| EXERCISE |
Render the material again word for word, skipping the pictures in it.
:::::
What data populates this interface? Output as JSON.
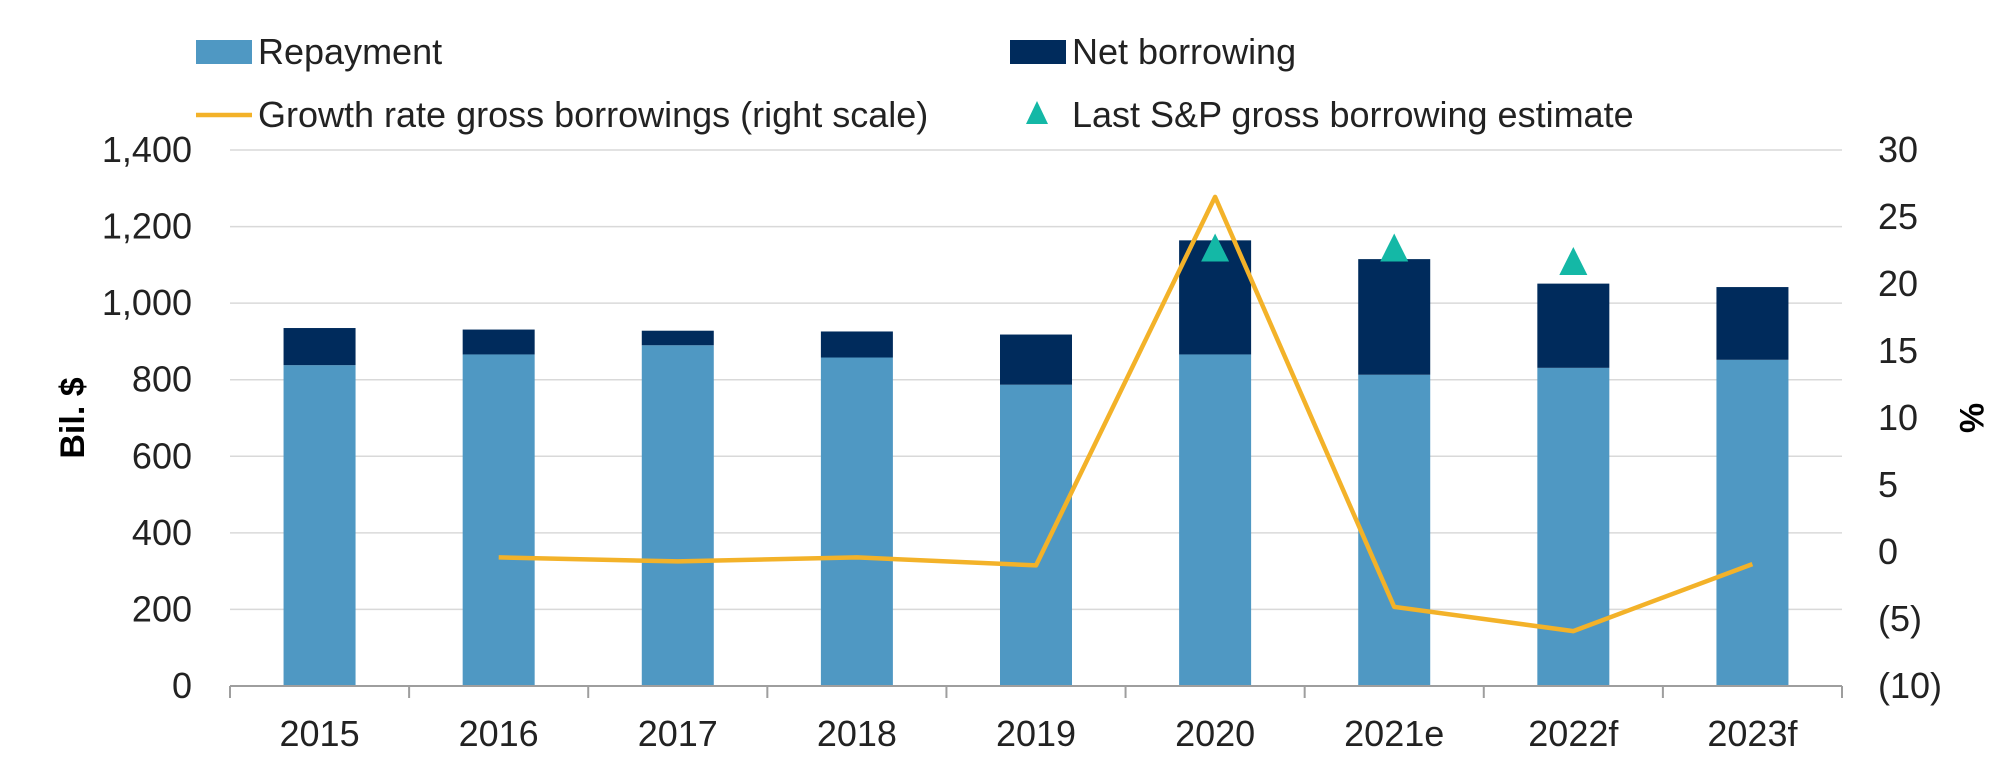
{
  "chart_data": {
    "type": "bar",
    "categories": [
      "2015",
      "2016",
      "2017",
      "2018",
      "2019",
      "2020",
      "2021e",
      "2022f",
      "2023f"
    ],
    "series": [
      {
        "name": "Repayment",
        "kind": "stacked-bar",
        "axis": "left",
        "color": "#4f98c3",
        "values": [
          838,
          866,
          890,
          858,
          787,
          866,
          813,
          831,
          852
        ]
      },
      {
        "name": "Net borrowing",
        "kind": "stacked-bar",
        "axis": "left",
        "color": "#002b5c",
        "values": [
          97,
          65,
          38,
          68,
          131,
          298,
          302,
          220,
          190
        ]
      },
      {
        "name": "Growth rate gross borrowings (right scale)",
        "kind": "line",
        "axis": "right",
        "color": "#f3b229",
        "values": [
          null,
          -0.4,
          -0.7,
          -0.4,
          -1.0,
          26.5,
          -4.1,
          -5.9,
          -0.9
        ]
      },
      {
        "name": "Last S&P gross borrowing estimate",
        "kind": "marker",
        "marker": "triangle",
        "axis": "left",
        "color": "#14b8a6",
        "values": [
          null,
          null,
          null,
          null,
          null,
          1140,
          1140,
          1105,
          null
        ]
      }
    ],
    "ylabel": "Bil. $",
    "ylim": [
      0,
      1400
    ],
    "yticks": [
      0,
      200,
      400,
      600,
      800,
      1000,
      1200,
      1400
    ],
    "ytick_labels": [
      "0",
      "200",
      "400",
      "600",
      "800",
      "1,000",
      "1,200",
      "1,400"
    ],
    "y2label": "%",
    "y2lim": [
      -10,
      30
    ],
    "y2ticks": [
      -10,
      -5,
      0,
      5,
      10,
      15,
      20,
      25,
      30
    ],
    "y2tick_labels": [
      "(10)",
      "(5)",
      "0",
      "5",
      "10",
      "15",
      "20",
      "25",
      "30"
    ],
    "grid": true,
    "legend_position": "top"
  }
}
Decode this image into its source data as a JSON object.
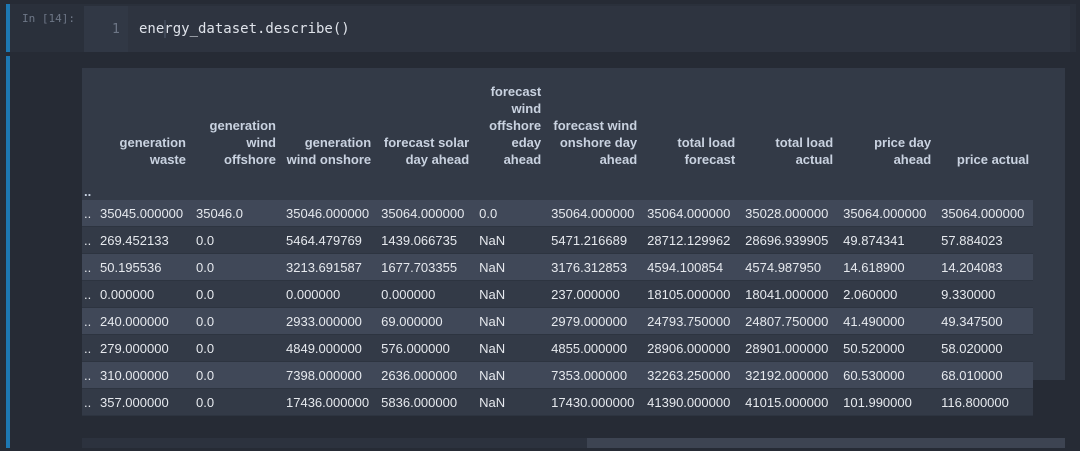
{
  "cell": {
    "prompt": "In [14]:",
    "line_number": "1",
    "code": "energy_dataset.describe()"
  },
  "table": {
    "columns": [
      "..",
      "generation waste",
      "generation wind offshore",
      "generation wind onshore",
      "forecast solar day ahead",
      "forecast wind offshore eday ahead",
      "forecast wind onshore day ahead",
      "total load forecast",
      "total load actual",
      "price day ahead",
      "price actual"
    ],
    "rows": [
      [
        "..",
        "35045.000000",
        "35046.0",
        "35046.000000",
        "35064.000000",
        "0.0",
        "35064.000000",
        "35064.000000",
        "35028.000000",
        "35064.000000",
        "35064.000000"
      ],
      [
        "..",
        "269.452133",
        "0.0",
        "5464.479769",
        "1439.066735",
        "NaN",
        "5471.216689",
        "28712.129962",
        "28696.939905",
        "49.874341",
        "57.884023"
      ],
      [
        "..",
        "50.195536",
        "0.0",
        "3213.691587",
        "1677.703355",
        "NaN",
        "3176.312853",
        "4594.100854",
        "4574.987950",
        "14.618900",
        "14.204083"
      ],
      [
        "..",
        "0.000000",
        "0.0",
        "0.000000",
        "0.000000",
        "NaN",
        "237.000000",
        "18105.000000",
        "18041.000000",
        "2.060000",
        "9.330000"
      ],
      [
        "..",
        "240.000000",
        "0.0",
        "2933.000000",
        "69.000000",
        "NaN",
        "2979.000000",
        "24793.750000",
        "24807.750000",
        "41.490000",
        "49.347500"
      ],
      [
        "..",
        "279.000000",
        "0.0",
        "4849.000000",
        "576.000000",
        "NaN",
        "4855.000000",
        "28906.000000",
        "28901.000000",
        "50.520000",
        "58.020000"
      ],
      [
        "..",
        "310.000000",
        "0.0",
        "7398.000000",
        "2636.000000",
        "NaN",
        "7353.000000",
        "32263.250000",
        "32192.000000",
        "60.530000",
        "68.010000"
      ],
      [
        "..",
        "357.000000",
        "0.0",
        "17436.000000",
        "5836.000000",
        "NaN",
        "17430.000000",
        "41390.000000",
        "41015.000000",
        "101.990000",
        "116.800000"
      ]
    ]
  },
  "colors": {
    "background": "#262b35",
    "cell_accent": "#1d78b3",
    "row_striped": "#404858",
    "row_plain": "#333a47"
  }
}
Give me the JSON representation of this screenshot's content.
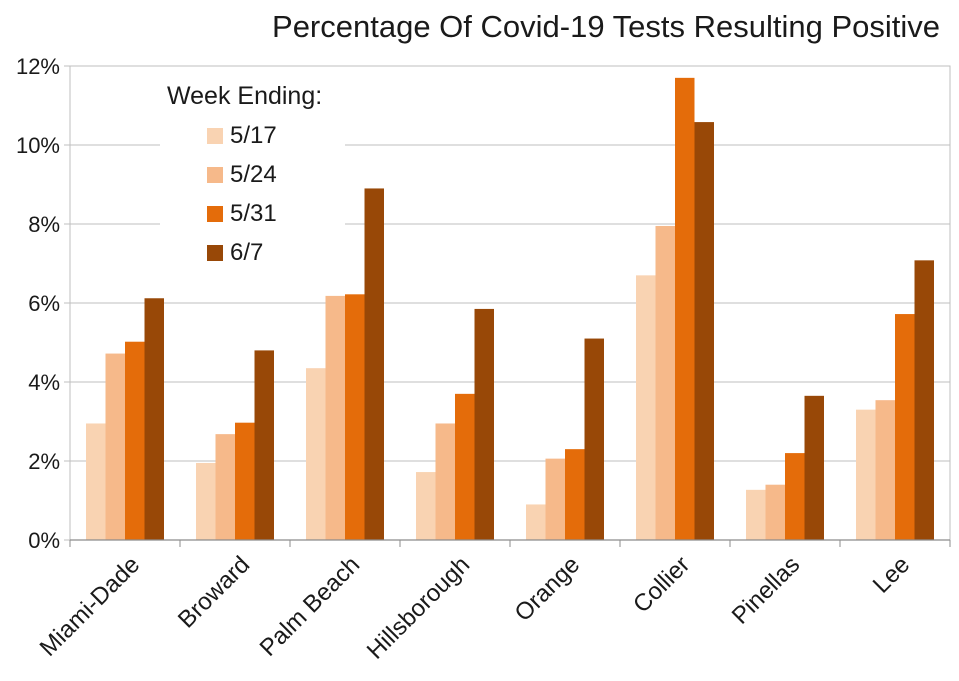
{
  "chart_data": {
    "type": "bar",
    "title": "Percentage Of Covid-19 Tests Resulting Positive",
    "xlabel": "",
    "ylabel": "",
    "categories": [
      "Miami-Dade",
      "Broward",
      "Palm Beach",
      "Hillsborough",
      "Orange",
      "Collier",
      "Pinellas",
      "Lee"
    ],
    "ylim": [
      0,
      12
    ],
    "yticks": [
      0,
      2,
      4,
      6,
      8,
      10,
      12
    ],
    "ytick_labels": [
      "0%",
      "2%",
      "4%",
      "6%",
      "8%",
      "10%",
      "12%"
    ],
    "grid": true,
    "legend": {
      "title": "Week Ending:",
      "placement": "top-left"
    },
    "series": [
      {
        "name": "5/17",
        "color": "#f9d3b2",
        "values": [
          2.95,
          1.95,
          4.35,
          1.72,
          0.9,
          6.7,
          1.27,
          3.3
        ]
      },
      {
        "name": "5/24",
        "color": "#f6b98a",
        "values": [
          4.72,
          2.68,
          6.18,
          2.95,
          2.06,
          7.95,
          1.4,
          3.54
        ]
      },
      {
        "name": "5/31",
        "color": "#e46c0a",
        "values": [
          5.02,
          2.97,
          6.22,
          3.7,
          2.3,
          11.7,
          2.2,
          5.72
        ]
      },
      {
        "name": "6/7",
        "color": "#984807",
        "values": [
          6.12,
          4.8,
          8.9,
          5.85,
          5.1,
          10.58,
          3.65,
          7.08
        ]
      }
    ]
  }
}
:::::
| ANSWER TO THE PROBLEM |
What data populates this interface? Output as JSON.
{
  "chart_data": {
    "type": "bar",
    "categories": [
      "2015",
      "2016",
      "2017",
      "2018",
      "2019",
      "2020",
      "2021e",
      "2022f",
      "2023f"
    ],
    "series": [
      {
        "name": "Repayment",
        "kind": "stacked-bar",
        "axis": "left",
        "color": "#4f98c3",
        "values": [
          838,
          866,
          890,
          858,
          787,
          866,
          813,
          831,
          852
        ]
      },
      {
        "name": "Net borrowing",
        "kind": "stacked-bar",
        "axis": "left",
        "color": "#002b5c",
        "values": [
          97,
          65,
          38,
          68,
          131,
          298,
          302,
          220,
          190
        ]
      },
      {
        "name": "Growth rate gross borrowings (right scale)",
        "kind": "line",
        "axis": "right",
        "color": "#f3b229",
        "values": [
          null,
          -0.4,
          -0.7,
          -0.4,
          -1.0,
          26.5,
          -4.1,
          -5.9,
          -0.9
        ]
      },
      {
        "name": "Last S&P gross borrowing estimate",
        "kind": "marker",
        "marker": "triangle",
        "axis": "left",
        "color": "#14b8a6",
        "values": [
          null,
          null,
          null,
          null,
          null,
          1140,
          1140,
          1105,
          null
        ]
      }
    ],
    "ylabel": "Bil. $",
    "ylim": [
      0,
      1400
    ],
    "yticks": [
      0,
      200,
      400,
      600,
      800,
      1000,
      1200,
      1400
    ],
    "ytick_labels": [
      "0",
      "200",
      "400",
      "600",
      "800",
      "1,000",
      "1,200",
      "1,400"
    ],
    "y2label": "%",
    "y2lim": [
      -10,
      30
    ],
    "y2ticks": [
      -10,
      -5,
      0,
      5,
      10,
      15,
      20,
      25,
      30
    ],
    "y2tick_labels": [
      "(10)",
      "(5)",
      "0",
      "5",
      "10",
      "15",
      "20",
      "25",
      "30"
    ],
    "grid": true,
    "legend_position": "top"
  }
}
Decode this image into its source data as a JSON object.
{
  "cell": {
    "prompt": "In [14]:",
    "line_number": "1",
    "code": "energy_dataset.describe()"
  },
  "table": {
    "columns": [
      "..",
      "generation waste",
      "generation wind offshore",
      "generation wind onshore",
      "forecast solar day ahead",
      "forecast wind offshore eday ahead",
      "forecast wind onshore day ahead",
      "total load forecast",
      "total load actual",
      "price day ahead",
      "price actual"
    ],
    "rows": [
      [
        "..",
        "35045.000000",
        "35046.0",
        "35046.000000",
        "35064.000000",
        "0.0",
        "35064.000000",
        "35064.000000",
        "35028.000000",
        "35064.000000",
        "35064.000000"
      ],
      [
        "..",
        "269.452133",
        "0.0",
        "5464.479769",
        "1439.066735",
        "NaN",
        "5471.216689",
        "28712.129962",
        "28696.939905",
        "49.874341",
        "57.884023"
      ],
      [
        "..",
        "50.195536",
        "0.0",
        "3213.691587",
        "1677.703355",
        "NaN",
        "3176.312853",
        "4594.100854",
        "4574.987950",
        "14.618900",
        "14.204083"
      ],
      [
        "..",
        "0.000000",
        "0.0",
        "0.000000",
        "0.000000",
        "NaN",
        "237.000000",
        "18105.000000",
        "18041.000000",
        "2.060000",
        "9.330000"
      ],
      [
        "..",
        "240.000000",
        "0.0",
        "2933.000000",
        "69.000000",
        "NaN",
        "2979.000000",
        "24793.750000",
        "24807.750000",
        "41.490000",
        "49.347500"
      ],
      [
        "..",
        "279.000000",
        "0.0",
        "4849.000000",
        "576.000000",
        "NaN",
        "4855.000000",
        "28906.000000",
        "28901.000000",
        "50.520000",
        "58.020000"
      ],
      [
        "..",
        "310.000000",
        "0.0",
        "7398.000000",
        "2636.000000",
        "NaN",
        "7353.000000",
        "32263.250000",
        "32192.000000",
        "60.530000",
        "68.010000"
      ],
      [
        "..",
        "357.000000",
        "0.0",
        "17436.000000",
        "5836.000000",
        "NaN",
        "17430.000000",
        "41390.000000",
        "41015.000000",
        "101.990000",
        "116.800000"
      ]
    ]
  },
  "colors": {
    "background": "#262b35",
    "cell_accent": "#1d78b3",
    "row_striped": "#404858",
    "row_plain": "#333a47"
  }
}
Give me the JSON representation of this screenshot's content.
{
  "chart_data": {
    "type": "bar",
    "title": "Percentage Of Covid-19 Tests Resulting Positive",
    "xlabel": "",
    "ylabel": "",
    "categories": [
      "Miami-Dade",
      "Broward",
      "Palm Beach",
      "Hillsborough",
      "Orange",
      "Collier",
      "Pinellas",
      "Lee"
    ],
    "ylim": [
      0,
      12
    ],
    "yticks": [
      0,
      2,
      4,
      6,
      8,
      10,
      12
    ],
    "ytick_labels": [
      "0%",
      "2%",
      "4%",
      "6%",
      "8%",
      "10%",
      "12%"
    ],
    "grid": true,
    "legend": {
      "title": "Week Ending:",
      "placement": "top-left"
    },
    "series": [
      {
        "name": "5/17",
        "color": "#f9d3b2",
        "values": [
          2.95,
          1.95,
          4.35,
          1.72,
          0.9,
          6.7,
          1.27,
          3.3
        ]
      },
      {
        "name": "5/24",
        "color": "#f6b98a",
        "values": [
          4.72,
          2.68,
          6.18,
          2.95,
          2.06,
          7.95,
          1.4,
          3.54
        ]
      },
      {
        "name": "5/31",
        "color": "#e46c0a",
        "values": [
          5.02,
          2.97,
          6.22,
          3.7,
          2.3,
          11.7,
          2.2,
          5.72
        ]
      },
      {
        "name": "6/7",
        "color": "#984807",
        "values": [
          6.12,
          4.8,
          8.9,
          5.85,
          5.1,
          10.58,
          3.65,
          7.08
        ]
      }
    ]
  }
}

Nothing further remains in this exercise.